• [Exercise description] Copy out every record precisely.

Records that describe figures
================

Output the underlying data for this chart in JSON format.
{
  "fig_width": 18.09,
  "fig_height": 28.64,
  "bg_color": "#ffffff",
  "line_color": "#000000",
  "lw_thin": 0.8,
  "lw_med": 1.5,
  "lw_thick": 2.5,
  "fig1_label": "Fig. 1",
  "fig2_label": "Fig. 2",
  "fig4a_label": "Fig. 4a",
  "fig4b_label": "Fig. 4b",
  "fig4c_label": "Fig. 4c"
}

================

• [Completed exercise]
Output the underlying data for this chart in JSON format.
{
  "fig_width": 18.09,
  "fig_height": 28.64,
  "bg_color": "#ffffff",
  "line_color": "#000000",
  "lw_thin": 0.8,
  "lw_med": 1.5,
  "lw_thick": 2.5,
  "fig1_label": "Fig. 1",
  "fig2_label": "Fig. 2",
  "fig4a_label": "Fig. 4a",
  "fig4b_label": "Fig. 4b",
  "fig4c_label": "Fig. 4c"
}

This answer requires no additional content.